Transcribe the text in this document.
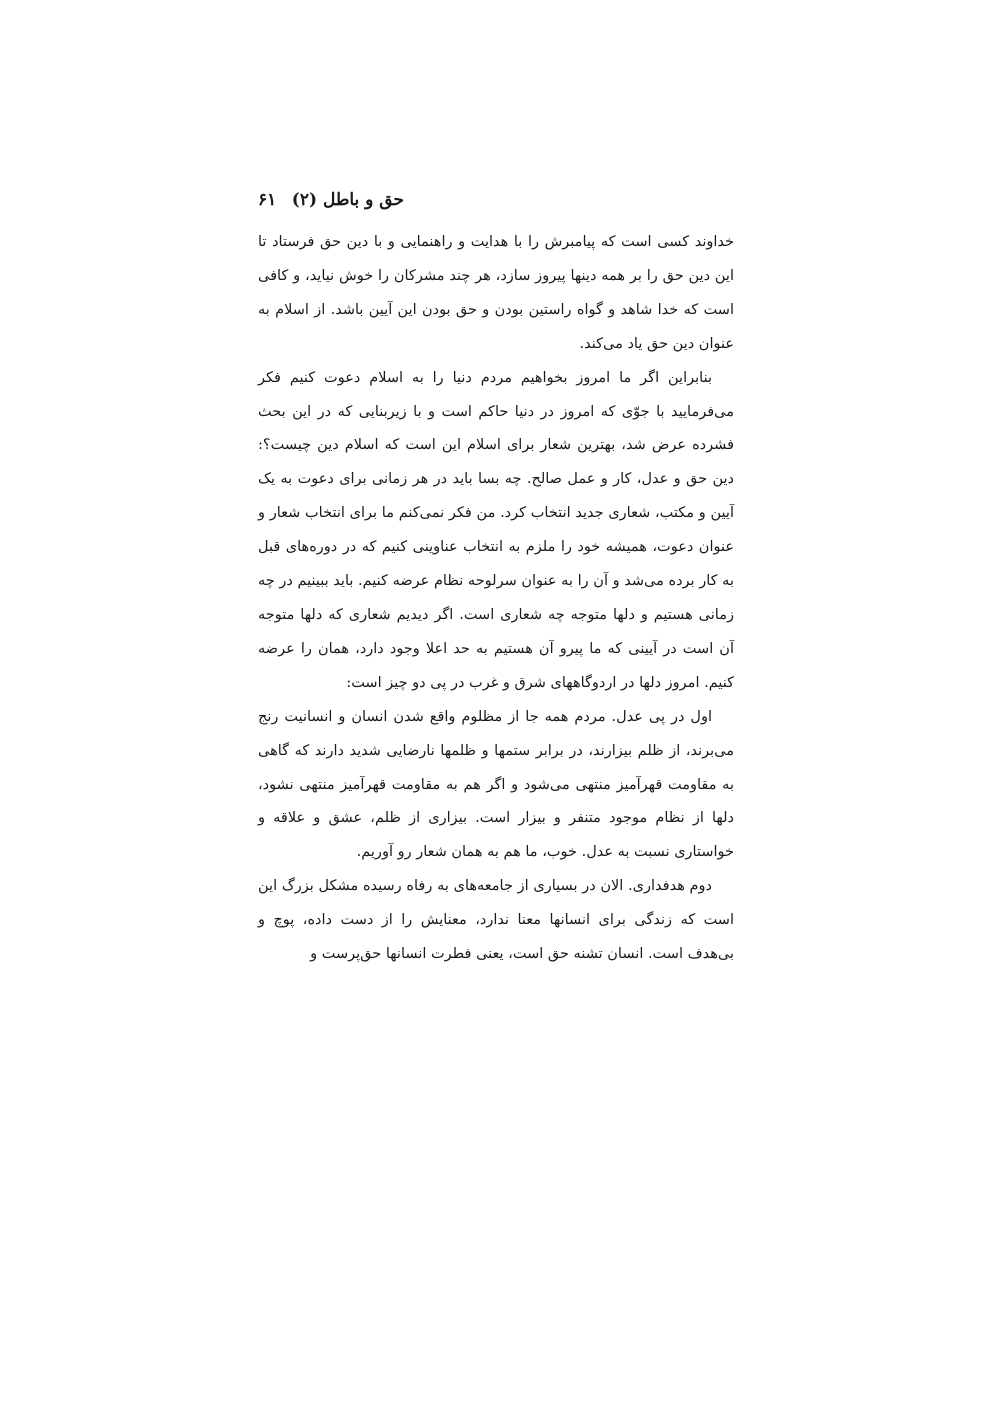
حق و باطل (۲)
۶۱

خداوند کسی است که پیامبرش را با هدایت و راهنمایی و با دین حق فرستاد تا این دین حق را بر همه دینها پیروز سازد، هر چند مشرکان را خوش نیاید، و کافی است که خدا شاهد و گواه راستین بودن و حق بودن این آیین باشد. از اسلام به عنوان دین حق یاد می‌کند.

بنابراین اگر ما امروز بخواهیم مردم دنیا را به اسلام دعوت کنیم فکر می‌فرمایید با جوّی که امروز در دنیا حاکم است و با زیربنایی که در این بحث فشرده عرض شد، بهترین شعار برای اسلام این است که اسلام دین چیست؟: دین حق و عدل، کار و عمل صالح. چه بسا باید در هر زمانی برای دعوت به یک آیین و مکتب، شعاری جدید انتخاب کرد. من فکر نمی‌کنم ما برای انتخاب شعار و عنوان دعوت، همیشه خود را ملزم به انتخاب عناوینی کنیم که در دوره‌های قبل به کار برده می‌شد و آن را به عنوان سرلوحه نظام عرضه کنیم. باید ببینیم در چه زمانی هستیم و دلها متوجه چه شعاری است. اگر دیدیم شعاری که دلها متوجه آن است در آیینی که ما پیرو آن هستیم به حد اعلا وجود دارد، همان را عرضه کنیم. امروز دلها در اردوگاههای شرق و غرب در پی دو چیز است:

اول در پی عدل. مردم همه جا از مظلوم واقع شدن انسان و انسانیت رنج می‌برند، از ظلم بیزارند، در برابر ستمها و ظلمها نارضایی شدید دارند که گاهی به مقاومت قهرآمیز منتهی می‌شود و اگر هم به مقاومت قهرآمیز منتهی نشود، دلها از نظام موجود متنفر و بیزار است. بیزاری از ظلم، عشق و علاقه و خواستاری نسبت به عدل. خوب، ما هم به همان شعار رو آوریم.

دوم هدفداری. الان در بسیاری از جامعه‌های به رفاه رسیده مشکل بزرگ این است که زندگی برای انسانها معنا ندارد، معنایش را از دست داده، پوچ و بی‌هدف است. انسان تشنه حق است، یعنی فطرت انسانها حق‌پرست و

++++++

**REQUEST:**
Write the lines above out again exactly, without any of their pictures.

**REPLY:**
Transcribe the text in this document.
حق و باطل (۲)
۶۱

خداوند کسی است که پیامبرش را با هدایت و راهنمایی و با دین حق فرستاد تا این دین حق را بر همه دینها پیروز سازد، هر چند مشرکان را خوش نیاید، و کافی است که خدا شاهد و گواه راستین بودن و حق بودن این آیین باشد. از اسلام به عنوان دین حق یاد می‌کند.

بنابراین اگر ما امروز بخواهیم مردم دنیا را به اسلام دعوت کنیم فکر می‌فرمایید با جوّی که امروز در دنیا حاکم است و با زیربنایی که در این بحث فشرده عرض شد، بهترین شعار برای اسلام این است که اسلام دین چیست؟: دین حق و عدل، کار و عمل صالح. چه بسا باید در هر زمانی برای دعوت به یک آیین و مکتب، شعاری جدید انتخاب کرد. من فکر نمی‌کنم ما برای انتخاب شعار و عنوان دعوت، همیشه خود را ملزم به انتخاب عناوینی کنیم که در دوره‌های قبل به کار برده می‌شد و آن را به عنوان سرلوحه نظام عرضه کنیم. باید ببینیم در چه زمانی هستیم و دلها متوجه چه شعاری است. اگر دیدیم شعاری که دلها متوجه آن است در آیینی که ما پیرو آن هستیم به حد اعلا وجود دارد، همان را عرضه کنیم. امروز دلها در اردوگاههای شرق و غرب در پی دو چیز است:

اول در پی عدل. مردم همه جا از مظلوم واقع شدن انسان و انسانیت رنج می‌برند، از ظلم بیزارند، در برابر ستمها و ظلمها نارضایی شدید دارند که گاهی به مقاومت قهرآمیز منتهی می‌شود و اگر هم به مقاومت قهرآمیز منتهی نشود، دلها از نظام موجود متنفر و بیزار است. بیزاری از ظلم، عشق و علاقه و خواستاری نسبت به عدل. خوب، ما هم به همان شعار رو آوریم.

دوم هدفداری. الان در بسیاری از جامعه‌های به رفاه رسیده مشکل بزرگ این است که زندگی برای انسانها معنا ندارد، معنایش را از دست داده، پوچ و بی‌هدف است. انسان تشنه حق است، یعنی فطرت انسانها حق‌پرست و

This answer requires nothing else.